#### Problem details:
Examine the material below. Gather every line in which the string "only" appears.

(Task input Opens)

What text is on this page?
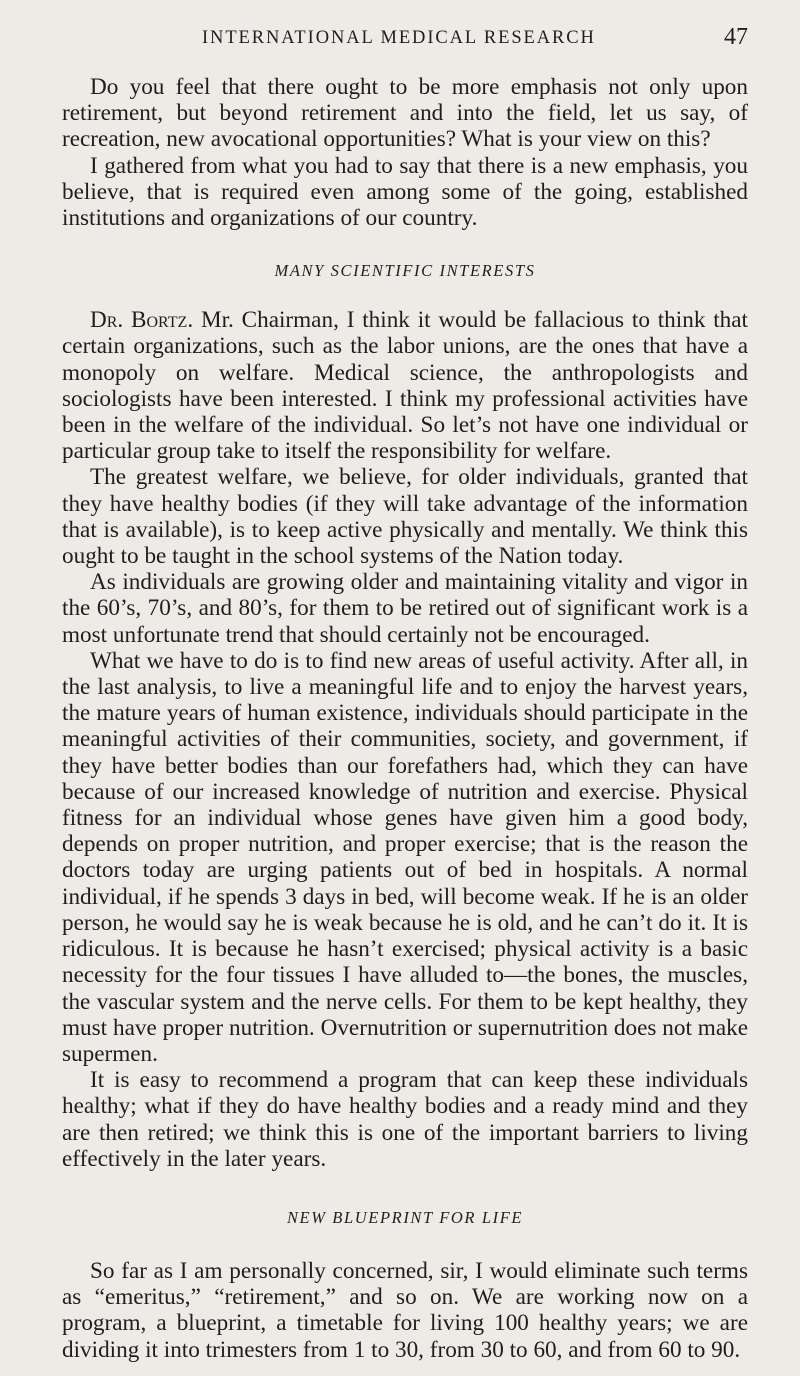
INTERNATIONAL MEDICAL RESEARCH	47

Do you feel that there ought to be more emphasis not only upon retirement, but beyond retirement and into the field, let us say, of recreation, new avocational opportunities? What is your view on this?

I gathered from what you had to say that there is a new emphasis, you believe, that is required even among some of the going, established institutions and organizations of our country.

MANY SCIENTIFIC INTERESTS

Dr. Bortz. Mr. Chairman, I think it would be fallacious to think that certain organizations, such as the labor unions, are the ones that have a monopoly on welfare. Medical science, the anthropologists and sociologists have been interested. I think my professional activities have been in the welfare of the individual. So let’s not have one individual or particular group take to itself the responsibility for welfare.

The greatest welfare, we believe, for older individuals, granted that they have healthy bodies (if they will take advantage of the information that is available), is to keep active physically and mentally. We think this ought to be taught in the school systems of the Nation today.

As individuals are growing older and maintaining vitality and vigor in the 60’s, 70’s, and 80’s, for them to be retired out of significant work is a most unfortunate trend that should certainly not be encouraged.

What we have to do is to find new areas of useful activity. After all, in the last analysis, to live a meaningful life and to enjoy the harvest years, the mature years of human existence, individuals should participate in the meaningful activities of their communities, society, and government, if they have better bodies than our forefathers had, which they can have because of our increased knowledge of nutrition and exercise. Physical fitness for an individual whose genes have given him a good body, depends on proper nutrition, and proper exercise; that is the reason the doctors today are urging patients out of bed in hospitals. A normal individual, if he spends 3 days in bed, will become weak. If he is an older person, he would say he is weak because he is old, and he can’t do it. It is ridiculous. It is because he hasn’t exercised; physical activity is a basic necessity for the four tissues I have alluded to—the bones, the muscles, the vascular system and the nerve cells. For them to be kept healthy, they must have proper nutrition. Overnutrition or supernutrition does not make supermen.

It is easy to recommend a program that can keep these individuals healthy; what if they do have healthy bodies and a ready mind and they are then retired; we think this is one of the important barriers to living effectively in the later years.

NEW BLUEPRINT FOR LIFE

So far as I am personally concerned, sir, I would eliminate such terms as “emeritus,” “retirement,” and so on. We are working now on a program, a blueprint, a timetable for living 100 healthy years; we are dividing it into trimesters from 1 to 30, from 30 to 60, and from 60 to 90.
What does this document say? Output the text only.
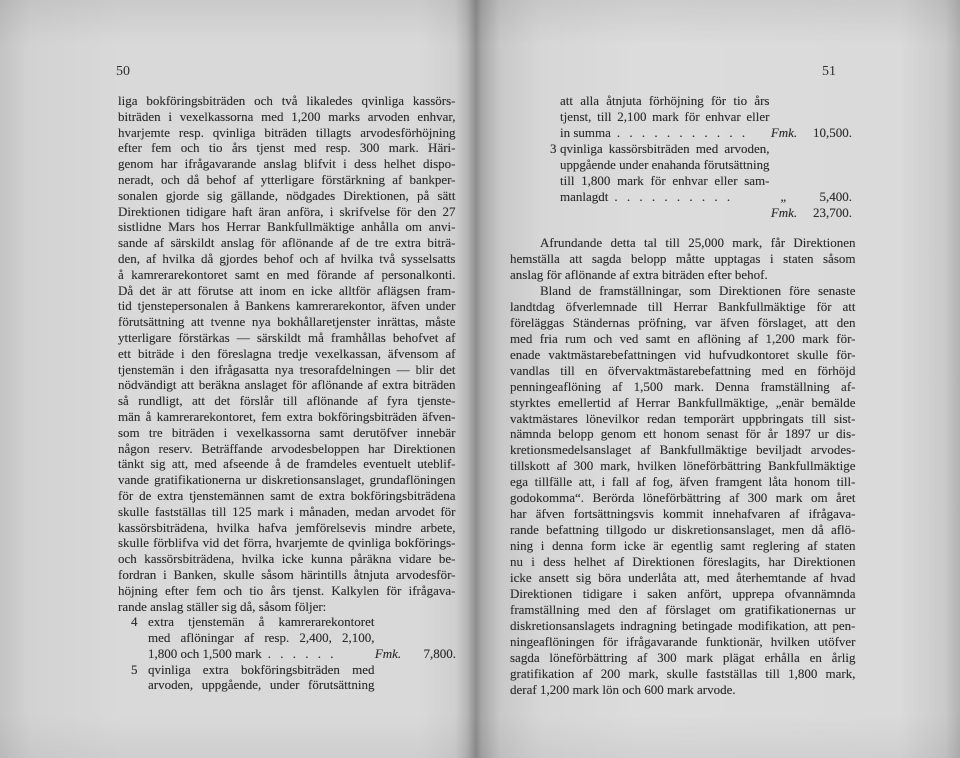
50
liga bokföringsbiträden och två likaledes qvinliga kassörs-
biträden i vexelkassorna med 1,200 marks arvoden enhvar,
hvarjemte resp. qvinliga biträden tillagts arvodesförhöjning
efter fem och tio års tjenst med resp. 300 mark. Häri-
genom har ifrågavarande anslag blifvit i dess helhet dispo-
neradt, och då behof af ytterligare förstärkning af bankper-
sonalen gjorde sig gällande, nödgades Direktionen, på sätt
Direktionen tidigare haft äran anföra, i skrifvelse för den 27
sistlidne Mars hos Herrar Bankfullmäktige anhålla om anvi-
sande af särskildt anslag för aflönande af de tre extra biträ-
den, af hvilka då gjordes behof och af hvilka två sysselsatts
å kamrerarekontoret samt en med förande af personalkonti.
Då det är att förutse att inom en icke alltför aflägsen fram-
tid tjenstepersonalen å Bankens kamrerarekontor, äfven under
förutsättning att tvenne nya bokhållaretjenster inrättas, måste
ytterligare förstärkas — särskildt må framhållas behofvet af
ett biträde i den föreslagna tredje vexelkassan, äfvensom af
tjenstemän i den ifrågasatta nya tresorafdelningen — blir det
nödvändigt att beräkna anslaget för aflönande af extra biträden
så rundligt, att det förslår till aflönande af fyra tjenste-
män å kamrerarekontoret, fem extra bokföringsbiträden äfven-
som tre biträden i vexelkassorna samt derutöfver innebär
någon reserv. Beträffande arvodesbeloppen har Direktionen
tänkt sig att, med afseende å de framdeles eventuelt uteblif-
vande gratifikationerna ur diskretionsanslaget, grundaflöningen
för de extra tjenstemännen samt de extra bokföringsbiträdena
skulle fastställas till 125 mark i månaden, medan arvodet för
kassörsbiträdena, hvilka hafva jemförelsevis mindre arbete,
skulle förblifva vid det förra, hvarjemte de qvinliga bokförings-
och kassörsbiträdena, hvilka icke kunna påräkna vidare be-
fordran i Banken, skulle såsom härintills åtnjuta arvodesför-
höjning efter fem och tio års tjenst. Kalkylen för ifrågava-
rande anslag ställer sig då, såsom följer:
4 extra tjenstemän å kamrerarekontoret
med aflöningar af resp. 2,400, 2,100,
1,800 och 1,500 mark . . . . . .	Fmk.	7,800.
5 qvinliga extra bokföringsbiträden med
arvoden, uppgående, under förutsättning
51
att alla åtnjuta förhöjning för tio års
tjenst, till 2,100 mark för enhvar eller
in summa . . . . . . . . . . . Fmk.	10,500.
3 qvinliga kassörsbiträden med arvoden,
uppgående under enahanda förutsättning
till 1,800 mark för enhvar eller sam-
manlagdt . . . . . . . . . .	„	5,400.
Fmk.	23,700.
Afrundande detta tal till 25,000 mark, får Direktionen
hemställa att sagda belopp måtte upptagas i staten såsom
anslag för aflönande af extra biträden efter behof.
Bland de framställningar, som Direktionen före senaste
landtdag öfverlemnade till Herrar Bankfullmäktige för att
föreläggas Ständernas pröfning, var äfven förslaget, att den
med fria rum och ved samt en aflöning af 1,200 mark för-
enade vaktmästarebefattningen vid hufvudkontoret skulle för-
vandlas till en öfvervaktmästarebefattning med en förhöjd
penningeaflöning af 1,500 mark. Denna framställning af-
styrktes emellertid af Herrar Bankfullmäktige, „enär bemälde
vaktmästares lönevilkor redan temporärt uppbringats till sist-
nämnda belopp genom ett honom senast för år 1897 ur dis-
kretionsmedelsanslaget af Bankfullmäktige beviljadt arvodes-
tillskott af 300 mark, hvilken löneförbättring Bankfullmäktige
ega tillfälle att, i fall af fog, äfven framgent låta honom till-
godokomma“. Berörda löneförbättring af 300 mark om året
har äfven fortsättningsvis kommit innehafvaren af ifrågava-
rande befattning tillgodo ur diskretionsanslaget, men då aflö-
ning i denna form icke är egentlig samt reglering af staten
nu i dess helhet af Direktionen föreslagits, har Direktionen
icke ansett sig böra underlåta att, med återhemtande af hvad
Direktionen tidigare i saken anfört, upprepa ofvannämnda
framställning med den af förslaget om gratifikationernas ur
diskretionsanslagets indragning betingade modifikation, att pen-
ningeaflöningen för ifrågavarande funktionär, hvilken utöfver
sagda löneförbättring af 300 mark plägat erhålla en årlig
gratifikation af 200 mark, skulle fastställas till 1,800 mark,
deraf 1,200 mark lön och 600 mark arvode.
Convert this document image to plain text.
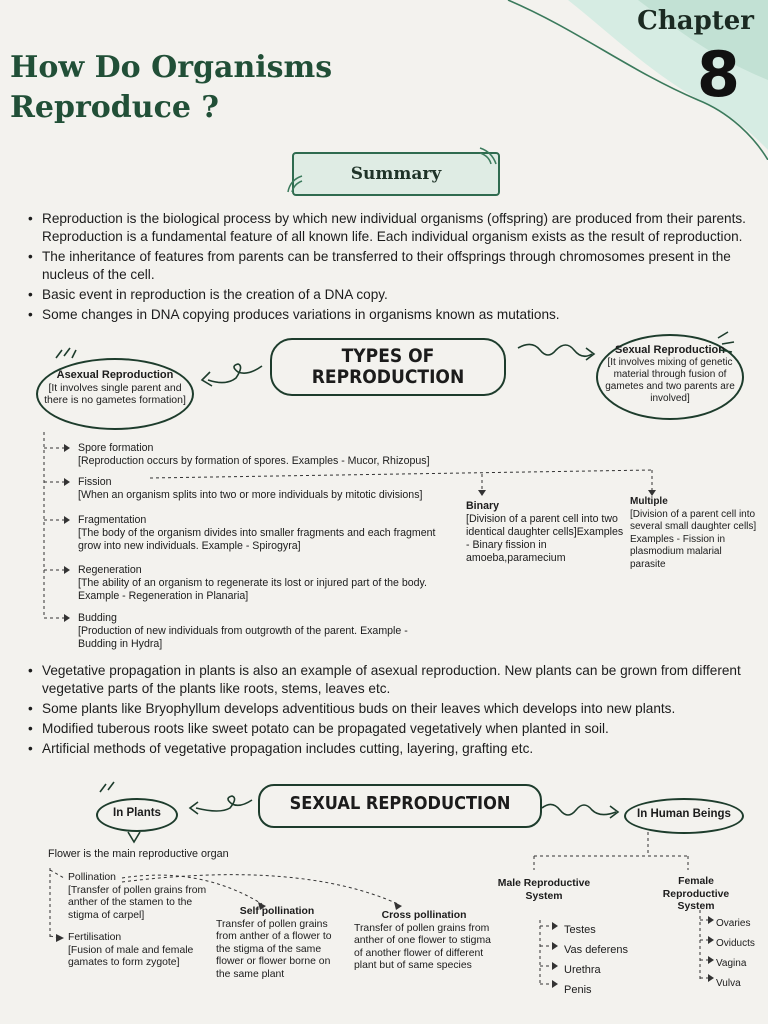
Chapter
8
How Do Organisms
Reproduce ?
Summary
• Reproduction is the biological process by which new individual organisms (offspring) are produced from their parents. Reproduction is a fundamental feature of all known life. Each individual organism exists as the result of reproduction.
• The inheritance of features from parents can be transferred to their offsprings through chromosomes present in the nucleus of the cell.
• Basic event in reproduction is the creation of a DNA copy.
• Some changes in DNA copying produces variations in organisms known as mutations.
TYPES OF
REPRODUCTION
Asexual Reproduction
[It involves single parent and there is no gametes formation]
Sexual Reproduction
[It involves mixing of genetic material through fusion of gametes and two parents are involved]
Spore formation
[Reproduction occurs by formation of spores. Examples - Mucor, Rhizopus]
Fission
[When an organism splits into two or more individuals by mitotic divisions]
Fragmentation
[The body of the organism divides into smaller fragments and each fragment grow into new individuals. Example - Spirogyra]
Regeneration
[The ability of an organism to regenerate its lost or injured part of the body. Example - Regeneration in Planaria]
Budding
[Production of new individuals from outgrowth of the parent. Example - Budding in Hydra]
Binary
[Division of a parent cell into two identical daughter cells]Examples - Binary fission in amoeba,paramecium
Multiple
[Division of a parent cell into several small daughter cells] Examples - Fission in plasmodium malarial parasite
• Vegetative propagation in plants is also an example of asexual reproduction. New plants can be grown from different vegetative parts of the plants like roots, stems, leaves etc.
• Some plants like Bryophyllum develops adventitious buds on their leaves which develops into new plants.
• Modified tuberous roots like sweet potato can be propagated vegetatively when planted in soil.
• Artificial methods of vegetative propagation includes cutting, layering, grafting etc.
SEXUAL REPRODUCTION
In Plants	In Human Beings
Flower is the main reproductive organ
Pollination
[Transfer of pollen grains from anther of the stamen to the stigma of carpel]
Fertilisation
[Fusion of male and female gamates to form zygote]
Self pollination
Transfer of pollen grains from anther of a flower to the stigma of the same flower or flower borne on the same plant
Cross pollination
Transfer of pollen grains from anther of one flower to stigma of another flower of different plant but of same species
Male Reproductive System
Female Reproductive System
Testes
Vas deferens
Urethra
Penis
Ovaries
Oviducts
Vagina
Vulva
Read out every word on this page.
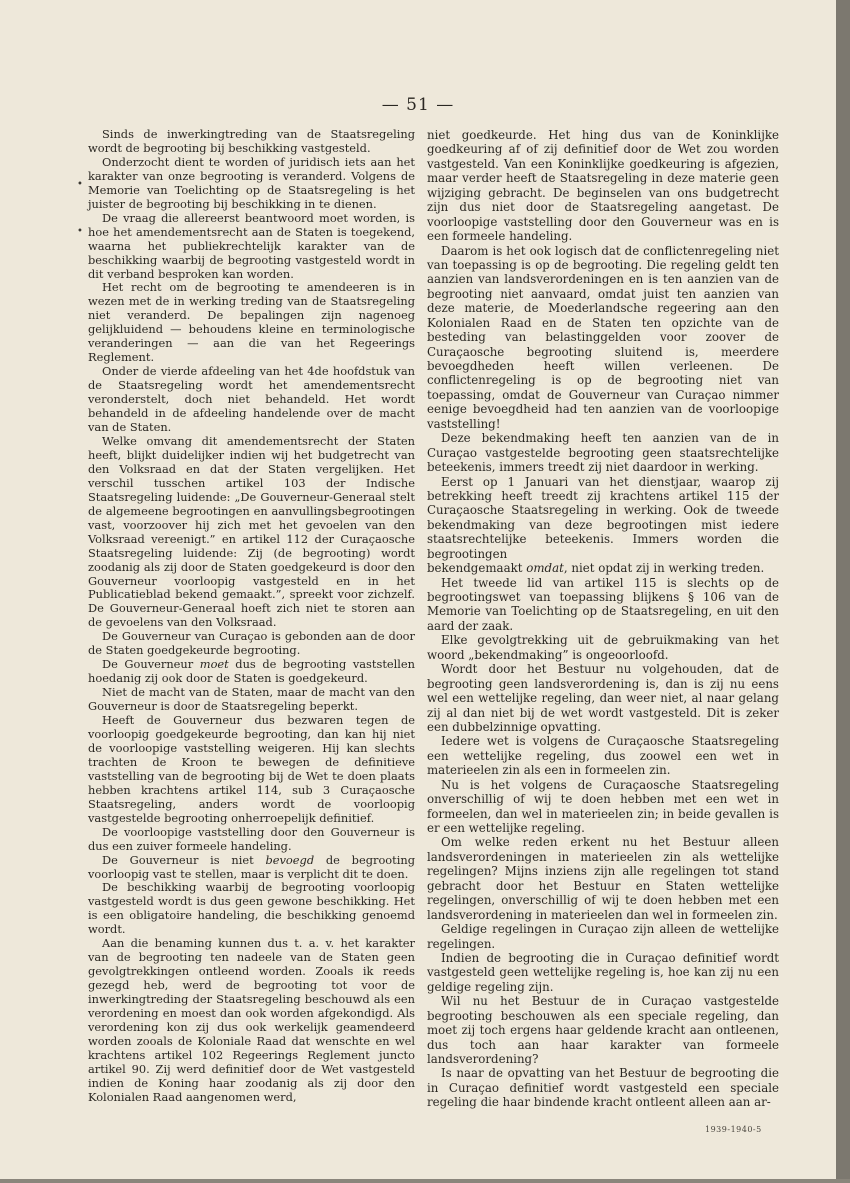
— 51 —
•
•

Sinds de inwerkingtreding van de Staatsregeling wordt de begrooting bij beschikking vastgesteld.

Onderzocht dient te worden of juridisch iets aan het karakter van onze begrooting is veranderd. Volgens de Memorie van Toelichting op de Staatsregeling is het juister de begrooting bij beschikking in te dienen.

De vraag die allereerst beantwoord moet worden, is hoe het amendementsrecht aan de Staten is toegekend, waarna het publiekrechtelijk karakter van de beschikking waarbij de begrooting vastgesteld wordt in dit verband besproken kan worden.

Het recht om de begrooting te amendeeren is in wezen met de in werking treding van de Staatsregeling niet veranderd. De bepalingen zijn nagenoeg gelijkluidend — behoudens kleine en terminologische veranderingen — aan die van het Regeerings Reglement.

Onder de vierde afdeeling van het 4de hoofdstuk van de Staatsregeling wordt het amendementsrecht veronderstelt, doch niet behandeld. Het wordt behandeld in de afdeeling handelende over de macht van de Staten.

Welke omvang dit amendementsrecht der Staten heeft, blijkt duidelijker indien wij het budgetrecht van den Volksraad en dat der Staten vergelijken. Het verschil tusschen artikel 103 der Indische Staatsregeling luidende: „De Gouverneur-Generaal stelt de algemeene begrootingen en aanvullingsbegrootingen vast, voorzoover hij zich met het gevoelen van den Volksraad vereenigt.” en artikel 112 der Curaçaosche Staatsregeling luidende: Zij (de begrooting) wordt zoodanig als zij door de Staten goedgekeurd is door den Gouverneur voorloopig vastgesteld en in het Publicatieblad bekend gemaakt.”, spreekt voor zichzelf. De Gouverneur-Generaal hoeft zich niet te storen aan de gevoelens van den Volksraad.

De Gouverneur van Curaçao is gebonden aan de door de Staten goedgekeurde begrooting.

De Gouverneur moet dus de begrooting vaststellen hoedanig zij ook door de Staten is goedgekeurd.

Niet de macht van de Staten, maar de macht van den Gouverneur is door de Staatsregeling beperkt.

Heeft de Gouverneur dus bezwaren tegen de voorloopig goedgekeurde begrooting, dan kan hij niet de voorloopige vaststelling weigeren. Hij kan slechts trachten de Kroon te bewegen de definitieve vaststelling van de begrooting bij de Wet te doen plaats hebben krachtens artikel 114, sub 3 Curaçaosche Staatsregeling, anders wordt de voorloopig vastgestelde begrooting onherroepelijk definitief.

De voorloopige vaststelling door den Gouverneur is dus een zuiver formeele handeling.

De Gouverneur is niet bevoegd de begrooting voorloopig vast te stellen, maar is verplicht dit te doen.

De beschikking waarbij de begrooting voorloopig vastgesteld wordt is dus geen gewone beschikking. Het is een obligatoire handeling, die beschikking genoemd wordt.

Aan die benaming kunnen dus t. a. v. het karakter van de begrooting ten nadeele van de Staten geen gevolgtrekkingen ontleend worden. Zooals ik reeds gezegd heb, werd de begrooting tot voor de inwerkingtreding der Staatsregeling beschouwd als een verordening en moest dan ook worden afgekondigd. Als verordening kon zij dus ook werkelijk geamendeerd worden zooals de Koloniale Raad dat wenschte en wel krachtens artikel 102 Regeerings Reglement juncto artikel 90. Zij werd definitief door de Wet vastgesteld indien de Koning haar zoodanig als zij door den Kolonialen Raad aangenomen werd,

niet goedkeurde. Het hing dus van de Koninklijke goedkeuring af of zij definitief door de Wet zou worden vastgesteld. Van een Koninklijke goedkeuring is afgezien, maar verder heeft de Staatsregeling in deze materie geen wijziging gebracht. De beginselen van ons budgetrecht zijn dus niet door de Staatsregeling aangetast. De voorloopige vaststelling door den Gouverneur was en is een formeele handeling.

Daarom is het ook logisch dat de conflictenregeling niet van toepassing is op de begrooting. Die regeling geldt ten aanzien van landsverordeningen en is ten aanzien van de begrooting niet aanvaard, omdat juist ten aanzien van deze materie, de Moederlandsche regeering aan den Kolonialen Raad en de Staten ten opzichte van de besteding van belastinggelden voor zoover de Curaçaosche begrooting sluitend is, meerdere bevoegdheden heeft willen verleenen. De conflictenregeling is op de begrooting niet van toepassing, omdat de Gouverneur van Curaçao nimmer eenige bevoegdheid had ten aanzien van de voorloopige vaststelling!

Deze bekendmaking heeft ten aanzien van de in Curaçao vastgestelde begrooting geen staatsrechtelijke beteekenis, immers treedt zij niet daardoor in werking.

Eerst op 1 Januari van het dienstjaar, waarop zij betrekking heeft treedt zij krachtens artikel 115 der Curaçaosche Staatsregeling in werking. Ook de tweede bekendmaking van deze begrootingen mist iedere staatsrechtelijke beteekenis. Immers worden die begrootingen

bekendgemaakt omdat, niet opdat zij in werking treden.

Het tweede lid van artikel 115 is slechts op de begrootingswet van toepassing blijkens § 106 van de Memorie van Toelichting op de Staatsregeling, en uit den aard der zaak.

Elke gevolgtrekking uit de gebruikmaking van het woord „bekendmaking” is ongeoorloofd.

Wordt door het Bestuur nu volgehouden, dat de begrooting geen landsverordening is, dan is zij nu eens wel een wettelijke regeling, dan weer niet, al naar gelang zij al dan niet bij de wet wordt vastgesteld. Dit is zeker een dubbelzinnige opvatting.

Iedere wet is volgens de Curaçaosche Staatsregeling een wettelijke regeling, dus zoowel een wet in materieelen zin als een in formeelen zin.

Nu is het volgens de Curaçaosche Staatsregeling onverschillig of wij te doen hebben met een wet in formeelen, dan wel in materieelen zin; in beide gevallen is er een wettelijke regeling.

Om welke reden erkent nu het Bestuur alleen landsverordeningen in materieelen zin als wettelijke regelingen? Mijns inziens zijn alle regelingen tot stand gebracht door het Bestuur en Staten wettelijke regelingen, onverschillig of wij te doen hebben met een landsverordening in materieelen dan wel in formeelen zin.

Geldige regelingen in Curaçao zijn alleen de wettelijke regelingen.

Indien de begrooting die in Curaçao definitief wordt vastgesteld geen wettelijke regeling is, hoe kan zij nu een geldige regeling zijn.

Wil nu het Bestuur de in Curaçao vastgestelde begrooting beschouwen als een speciale regeling, dan moet zij toch ergens haar geldende kracht aan ontleenen, dus toch aan haar karakter van formeele landsverordening?

Is naar de opvatting van het Bestuur de begrooting die in Curaçao definitief wordt vastgesteld een speciale regeling die haar bindende kracht ontleent alleen aan ar-

1939-1940-5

(Task input Closes)

#### Response below:
Do you feel that there ought to be more emphasis not only upon retirement, but beyond retirement and into the field, let us say, of recreation, new avocational opportunities? What is your view on this?
What does this document say? Output the text only.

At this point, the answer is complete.